§ Work required
Gather all lines with the word "باران" in them.

=== Rows ===

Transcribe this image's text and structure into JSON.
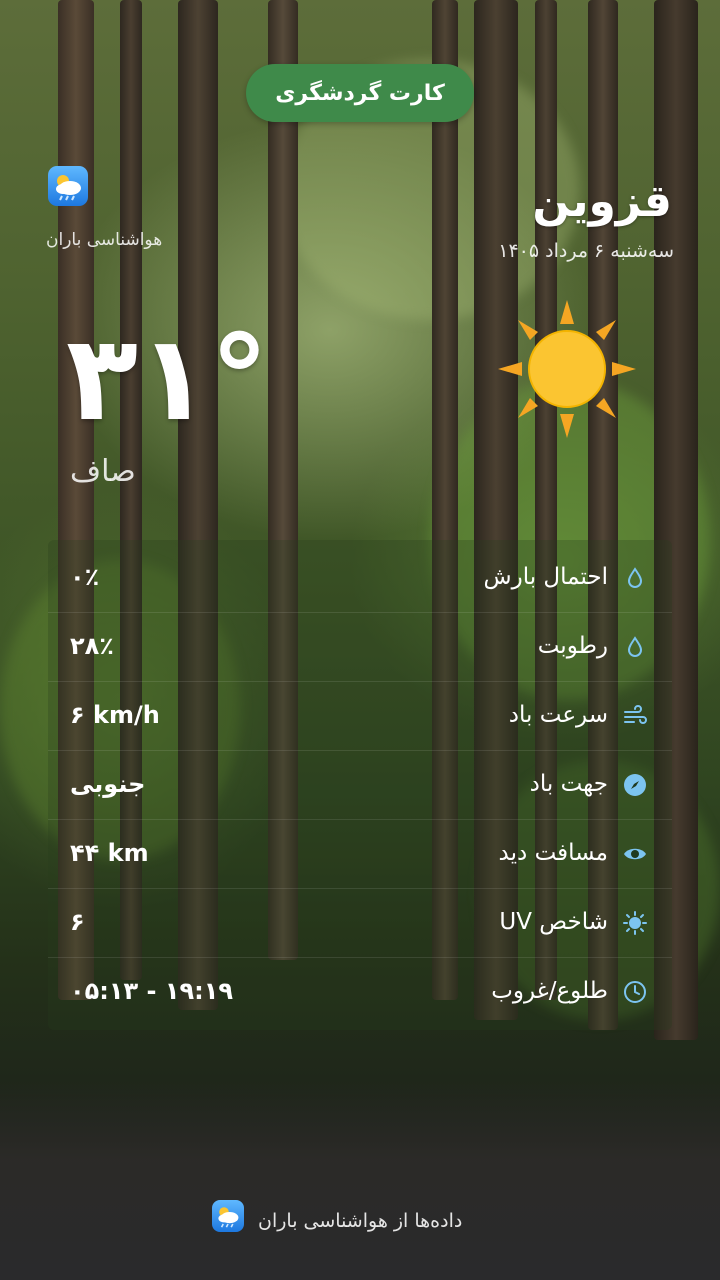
{
  "header": {
    "card_button_label": "کارت گردشگری"
  },
  "brand": {
    "name": "هواشناسی باران",
    "icon": "rain-cloud-app-icon"
  },
  "location": {
    "city": "قزوین",
    "date": "سه‌شنبه ۶ مرداد ۱۴۰۵"
  },
  "current": {
    "temperature": "۳۱°",
    "condition": "صاف",
    "icon": "sun-icon"
  },
  "details": [
    {
      "label": "احتمال بارش",
      "value": "۰٪",
      "icon": "droplet-icon"
    },
    {
      "label": "رطوبت",
      "value": "۲۸٪",
      "icon": "droplet-icon"
    },
    {
      "label": "سرعت باد",
      "value": "۶ km/h",
      "icon": "wind-icon"
    },
    {
      "label": "جهت باد",
      "value": "جنوبی",
      "icon": "compass-icon"
    },
    {
      "label": "مسافت دید",
      "value": "۴۴ km",
      "icon": "eye-icon"
    },
    {
      "label": "شاخص UV",
      "value": "۶",
      "icon": "sun-small-icon"
    },
    {
      "label": "طلوع/غروب",
      "value": "۰۵:۱۳ - ۱۹:۱۹",
      "icon": "clock-icon"
    }
  ],
  "footer": {
    "text": "داده‌ها از هواشناسی باران"
  },
  "colors": {
    "accent_green": "#3f8a4a",
    "icon_blue": "#7cc4f0",
    "sun_yellow": "#fbc531",
    "sun_ray": "#f5a623"
  }
}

===

§ Response
    "name": "هواشناسی باران",
    "text": "داده‌ها از هواشناسی باران"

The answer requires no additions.